• _WORK INSTRUCTIONS_:
Images embedded in the records are excluded; print everything else exactly as given.

• _PROVIDED RECORDS_:
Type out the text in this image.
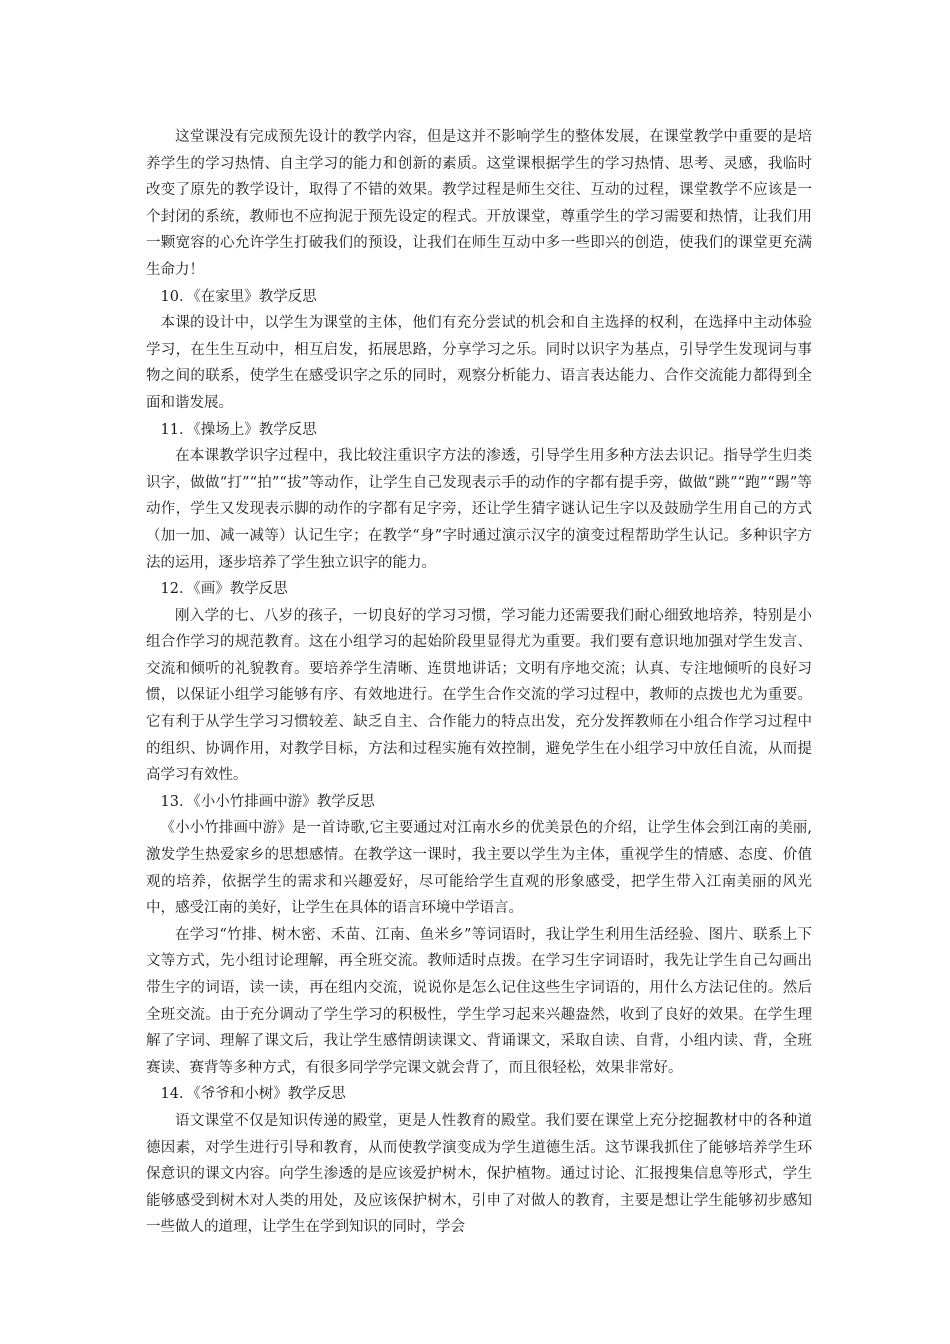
这堂课没有完成预先设计的教学内容，但是这并不影响学生的整体发展，在课堂教学中重要的是培养学生的学习热情、自主学习的能力和创新的素质。这堂课根据学生的学习热情、思考、灵感，我临时改变了原先的教学设计，取得了不错的效果。教学过程是师生交往、互动的过程，课堂教学不应该是一个封闭的系统，教师也不应拘泥于预先设定的程式。开放课堂，尊重学生的学习需要和热情，让我们用一颗宽容的心允许学生打破我们的预设，让我们在师生互动中多一些即兴的创造，使我们的课堂更充满生命力！

10．《在家里》教学反思

本课的设计中，以学生为课堂的主体，他们有充分尝试的机会和自主选择的权利，在选择中主动体验学习，在生生互动中，相互启发，拓展思路，分享学习之乐。同时以识字为基点，引导学生发现词与事物之间的联系，使学生在感受识字之乐的同时，观察分析能力、语言表达能力、合作交流能力都得到全面和谐发展。

11．《操场上》教学反思

在本课教学识字过程中，我比较注重识字方法的渗透，引导学生用多种方法去识记。指导学生归类识字，做做“打”“拍”“拔”等动作，让学生自己发现表示手的动作的字都有提手旁，做做“跳”“跑”“踢”等动作，学生又发现表示脚的动作的字都有足字旁，还让学生猜字谜认记生字以及鼓励学生用自己的方式（加一加、减一减等）认记生字；在教学“身”字时通过演示汉字的演变过程帮助学生认记。多种识字方法的运用，逐步培养了学生独立识字的能力。

12．《画》教学反思

刚入学的七、八岁的孩子，一切良好的学习习惯，学习能力还需要我们耐心细致地培养，特别是小组合作学习的规范教育。这在小组学习的起始阶段里显得尤为重要。我们要有意识地加强对学生发言、交流和倾听的礼貌教育。要培养学生清晰、连贯地讲话；文明有序地交流；认真、专注地倾听的良好习惯，以保证小组学习能够有序、有效地进行。在学生合作交流的学习过程中，教师的点拨也尤为重要。它有利于从学生学习习惯较差、缺乏自主、合作能力的特点出发，充分发挥教师在小组合作学习过程中的组织、协调作用，对教学目标，方法和过程实施有效控制，避免学生在小组学习中放任自流，从而提高学习有效性。

13．《小小竹排画中游》教学反思

《小小竹排画中游》是一首诗歌,它主要通过对江南水乡的优美景色的介绍，让学生体会到江南的美丽,激发学生热爱家乡的思想感情。在教学这一课时，我主要以学生为主体，重视学生的情感、态度、价值观的培养，依据学生的需求和兴趣爱好，尽可能给学生直观的形象感受，把学生带入江南美丽的风光中，感受江南的美好，让学生在具体的语言环境中学语言。

在学习“竹排、树木密、禾苗、江南、鱼米乡”等词语时，我让学生利用生活经验、图片、联系上下文等方式，先小组讨论理解，再全班交流。教师适时点拨。在学习生字词语时，我先让学生自己勾画出带生字的词语，读一读，再在组内交流，说说你是怎么记住这些生字词语的，用什么方法记住的。然后全班交流。由于充分调动了学生学习的积极性，学生学习起来兴趣盎然，收到了良好的效果。在学生理解了字词、理解了课文后，我让学生感情朗读课文、背诵课文，采取自读、自背，小组内读、背，全班赛读、赛背等多种方式，有很多同学学完课文就会背了，而且很轻松，效果非常好。

14．《爷爷和小树》教学反思

语文课堂不仅是知识传递的殿堂，更是人性教育的殿堂。我们要在课堂上充分挖掘教材中的各种道德因素，对学生进行引导和教育，从而使教学演变成为学生道德生活。这节课我抓住了能够培养学生环保意识的课文内容。向学生渗透的是应该爱护树木，保护植物。通过讨论、汇报搜集信息等形式，学生能够感受到树木对人类的用处，及应该保护树木，引申了对做人的教育，主要是想让学生能够初步感知一些做人的道理，让学生在学到知识的同时，学会
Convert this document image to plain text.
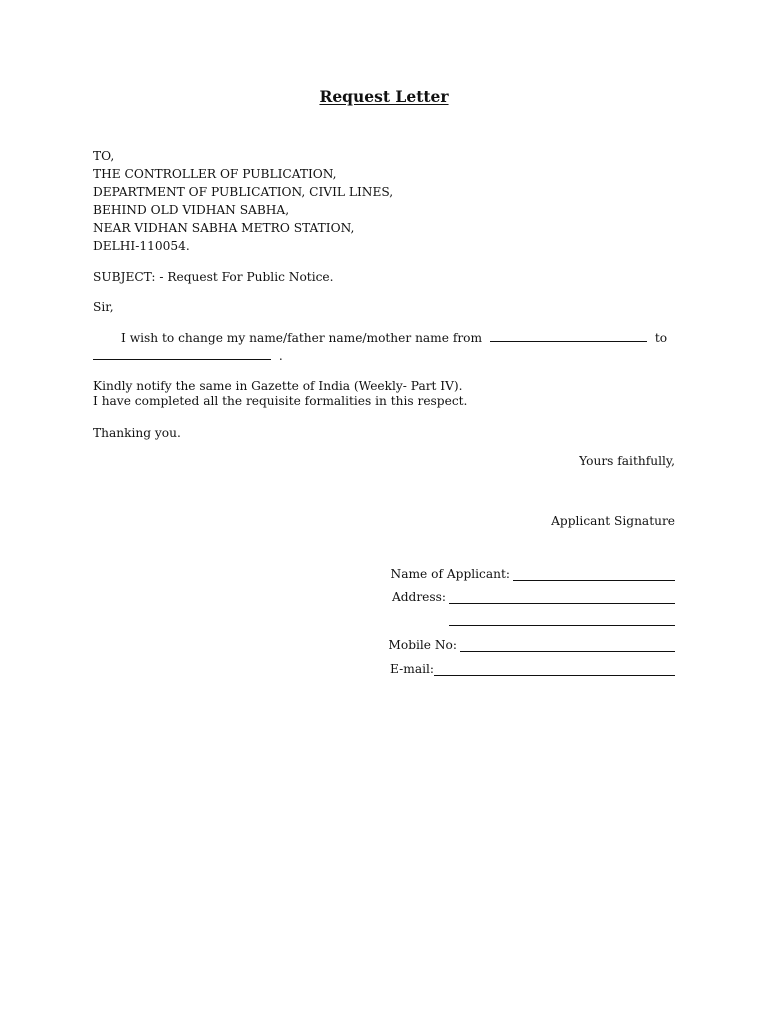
Request Letter
TO,
THE CONTROLLER OF PUBLICATION,
DEPARTMENT OF PUBLICATION, CIVIL LINES,
BEHIND OLD VIDHAN SABHA,
NEAR VIDHAN SABHA METRO STATION,
DELHI-110054.
SUBJECT: - Request For Public Notice.
Sir,
I wish to change my name/father name/mother name from	to
.
Kindly notify the same in Gazette of India (Weekly- Part IV).
I have completed all the requisite formalities in this respect.
Thanking you.
Yours faithfully,
Applicant Signature
Name of Applicant:
Address:
Mobile No:
E-mail:
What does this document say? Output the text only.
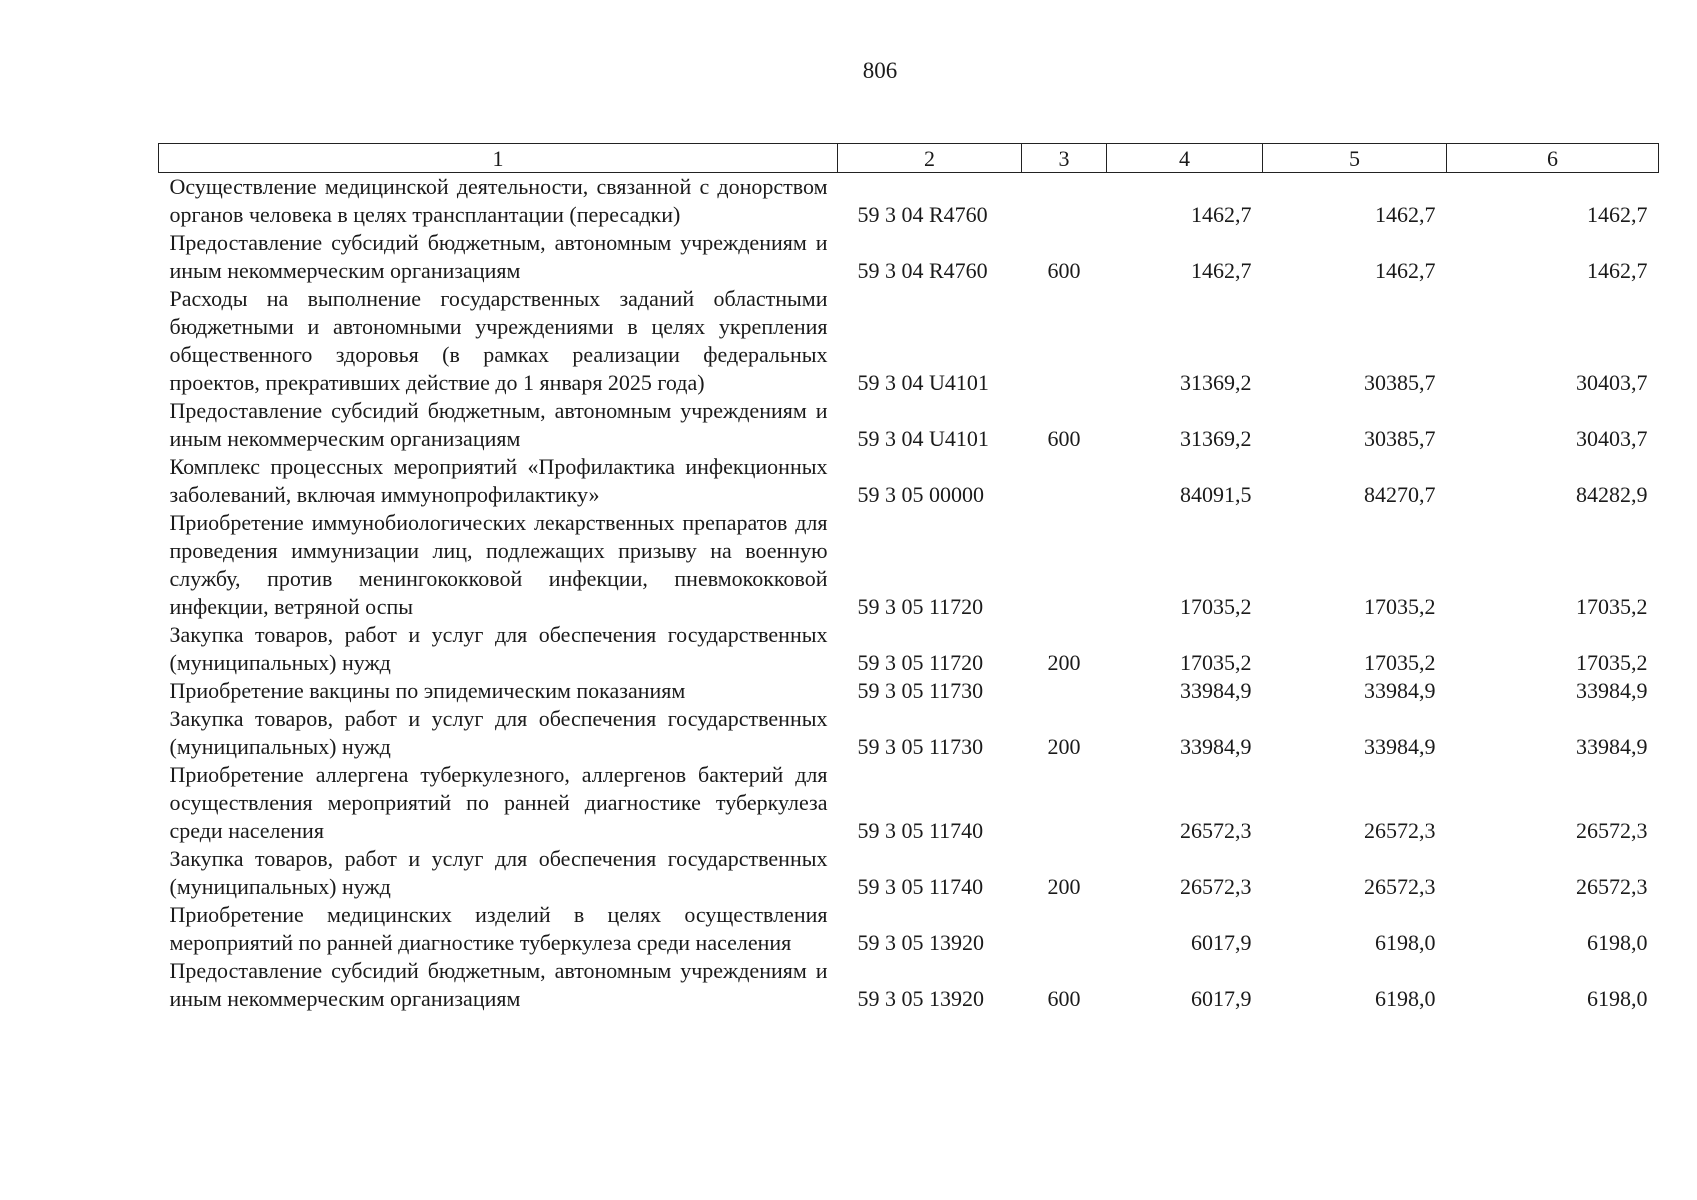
806
1	2	3	4	5	6
Осуществление медицинской деятельности, связанной с донорством органов человека в целях трансплантации (пересадки)	59 3 04 R4760		1462,7	1462,7	1462,7
Предоставление субсидий бюджетным, автономным учреждениям и иным некоммерческим организациям	59 3 04 R4760	600	1462,7	1462,7	1462,7
Расходы на выполнение государственных заданий областными бюджетными и автономными учреждениями в целях укрепления общественного здоровья (в рамках реализации федеральных проектов, прекративших действие до 1 января 2025 года)	59 3 04 U4101		31369,2	30385,7	30403,7
Предоставление субсидий бюджетным, автономным учреждениям и иным некоммерческим организациям	59 3 04 U4101	600	31369,2	30385,7	30403,7
Комплекс процессных мероприятий «Профилактика инфекционных заболеваний, включая иммунопрофилактику»	59 3 05 00000		84091,5	84270,7	84282,9
Приобретение иммунобиологических лекарственных препаратов для проведения иммунизации лиц, подлежащих призыву на военную службу, против менингококковой инфекции, пневмококковой инфекции, ветряной оспы	59 3 05 11720		17035,2	17035,2	17035,2
Закупка товаров, работ и услуг для обеспечения государственных (муниципальных) нужд	59 3 05 11720	200	17035,2	17035,2	17035,2
Приобретение вакцины по эпидемическим показаниям	59 3 05 11730		33984,9	33984,9	33984,9
Закупка товаров, работ и услуг для обеспечения государственных (муниципальных) нужд	59 3 05 11730	200	33984,9	33984,9	33984,9
Приобретение аллергена туберкулезного, аллергенов бактерий для осуществления мероприятий по ранней диагностике туберкулеза среди населения	59 3 05 11740		26572,3	26572,3	26572,3
Закупка товаров, работ и услуг для обеспечения государственных (муниципальных) нужд	59 3 05 11740	200	26572,3	26572,3	26572,3
Приобретение медицинских изделий в целях осуществления мероприятий по ранней диагностике туберкулеза среди населения	59 3 05 13920		6017,9	6198,0	6198,0
Предоставление субсидий бюджетным, автономным учреждениям и иным некоммерческим организациям	59 3 05 13920	600	6017,9	6198,0	6198,0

• _ANSWER FOR THIS EXERCISE_:
Type out the text in this image.
这堂课没有完成预先设计的教学内容，但是这并不影响学生的整体发展，在课堂教学中重要的是培养学生的学习热情、自主学习的能力和创新的素质。这堂课根据学生的学习热情、思考、灵感，我临时改变了原先的教学设计，取得了不错的效果。教学过程是师生交往、互动的过程，课堂教学不应该是一个封闭的系统，教师也不应拘泥于预先设定的程式。开放课堂，尊重学生的学习需要和热情，让我们用一颗宽容的心允许学生打破我们的预设，让我们在师生互动中多一些即兴的创造，使我们的课堂更充满生命力！

10．《在家里》教学反思

本课的设计中，以学生为课堂的主体，他们有充分尝试的机会和自主选择的权利，在选择中主动体验学习，在生生互动中，相互启发，拓展思路，分享学习之乐。同时以识字为基点，引导学生发现词与事物之间的联系，使学生在感受识字之乐的同时，观察分析能力、语言表达能力、合作交流能力都得到全面和谐发展。

11．《操场上》教学反思

在本课教学识字过程中，我比较注重识字方法的渗透，引导学生用多种方法去识记。指导学生归类识字，做做“打”“拍”“拔”等动作，让学生自己发现表示手的动作的字都有提手旁，做做“跳”“跑”“踢”等动作，学生又发现表示脚的动作的字都有足字旁，还让学生猜字谜认记生字以及鼓励学生用自己的方式（加一加、减一减等）认记生字；在教学“身”字时通过演示汉字的演变过程帮助学生认记。多种识字方法的运用，逐步培养了学生独立识字的能力。

12．《画》教学反思

刚入学的七、八岁的孩子，一切良好的学习习惯，学习能力还需要我们耐心细致地培养，特别是小组合作学习的规范教育。这在小组学习的起始阶段里显得尤为重要。我们要有意识地加强对学生发言、交流和倾听的礼貌教育。要培养学生清晰、连贯地讲话；文明有序地交流；认真、专注地倾听的良好习惯，以保证小组学习能够有序、有效地进行。在学生合作交流的学习过程中，教师的点拨也尤为重要。它有利于从学生学习习惯较差、缺乏自主、合作能力的特点出发，充分发挥教师在小组合作学习过程中的组织、协调作用，对教学目标，方法和过程实施有效控制，避免学生在小组学习中放任自流，从而提高学习有效性。

13．《小小竹排画中游》教学反思

《小小竹排画中游》是一首诗歌,它主要通过对江南水乡的优美景色的介绍，让学生体会到江南的美丽,激发学生热爱家乡的思想感情。在教学这一课时，我主要以学生为主体，重视学生的情感、态度、价值观的培养，依据学生的需求和兴趣爱好，尽可能给学生直观的形象感受，把学生带入江南美丽的风光中，感受江南的美好，让学生在具体的语言环境中学语言。

在学习“竹排、树木密、禾苗、江南、鱼米乡”等词语时，我让学生利用生活经验、图片、联系上下文等方式，先小组讨论理解，再全班交流。教师适时点拨。在学习生字词语时，我先让学生自己勾画出带生字的词语，读一读，再在组内交流，说说你是怎么记住这些生字词语的，用什么方法记住的。然后全班交流。由于充分调动了学生学习的积极性，学生学习起来兴趣盎然，收到了良好的效果。在学生理解了字词、理解了课文后，我让学生感情朗读课文、背诵课文，采取自读、自背，小组内读、背，全班赛读、赛背等多种方式，有很多同学学完课文就会背了，而且很轻松，效果非常好。

14．《爷爷和小树》教学反思

语文课堂不仅是知识传递的殿堂，更是人性教育的殿堂。我们要在课堂上充分挖掘教材中的各种道德因素，对学生进行引导和教育，从而使教学演变成为学生道德生活。这节课我抓住了能够培养学生环保意识的课文内容。向学生渗透的是应该爱护树木，保护植物。通过讨论、汇报搜集信息等形式，学生能够感受到树木对人类的用处，及应该保护树木，引申了对做人的教育，主要是想让学生能够初步感知一些做人的道理，让学生在学到知识的同时，学会
Convert this document image to plain text.
Request Letter
TO,
THE CONTROLLER OF PUBLICATION,
DEPARTMENT OF PUBLICATION, CIVIL LINES,
BEHIND OLD VIDHAN SABHA,
NEAR VIDHAN SABHA METRO STATION,
DELHI-110054.
SUBJECT: - Request For Public Notice.
Sir,
I wish to change my name/father name/mother name from	to
.
Kindly notify the same in Gazette of India (Weekly- Part IV).
I have completed all the requisite formalities in this respect.
Thanking you.
Yours faithfully,
Applicant Signature
Name of Applicant:
Address:
Mobile No:
E-mail:
What does this document say? Output the text only.
806
1	2	3	4	5	6
Осуществление медицинской деятельности, связанной с донорством органов человека в целях трансплантации (пересадки)	59 3 04 R4760		1462,7	1462,7	1462,7
Предоставление субсидий бюджетным, автономным учреждениям и иным некоммерческим организациям	59 3 04 R4760	600	1462,7	1462,7	1462,7
Расходы на выполнение государственных заданий областными бюджетными и автономными учреждениями в целях укрепления общественного здоровья (в рамках реализации федеральных проектов, прекративших действие до 1 января 2025 года)	59 3 04 U4101		31369,2	30385,7	30403,7
Предоставление субсидий бюджетным, автономным учреждениям и иным некоммерческим организациям	59 3 04 U4101	600	31369,2	30385,7	30403,7
Комплекс процессных мероприятий «Профилактика инфекционных заболеваний, включая иммунопрофилактику»	59 3 05 00000		84091,5	84270,7	84282,9
Приобретение иммунобиологических лекарственных препаратов для проведения иммунизации лиц, подлежащих призыву на военную службу, против менингококковой инфекции, пневмококковой инфекции, ветряной оспы	59 3 05 11720		17035,2	17035,2	17035,2
Закупка товаров, работ и услуг для обеспечения государственных (муниципальных) нужд	59 3 05 11720	200	17035,2	17035,2	17035,2
Приобретение вакцины по эпидемическим показаниям	59 3 05 11730		33984,9	33984,9	33984,9
Закупка товаров, работ и услуг для обеспечения государственных (муниципальных) нужд	59 3 05 11730	200	33984,9	33984,9	33984,9
Приобретение аллергена туберкулезного, аллергенов бактерий для осуществления мероприятий по ранней диагностике туберкулеза среди населения	59 3 05 11740		26572,3	26572,3	26572,3
Закупка товаров, работ и услуг для обеспечения государственных (муниципальных) нужд	59 3 05 11740	200	26572,3	26572,3	26572,3
Приобретение медицинских изделий в целях осуществления мероприятий по ранней диагностике туберкулеза среди населения	59 3 05 13920		6017,9	6198,0	6198,0
Предоставление субсидий бюджетным, автономным учреждениям и иным некоммерческим организациям	59 3 05 13920	600	6017,9	6198,0	6198,0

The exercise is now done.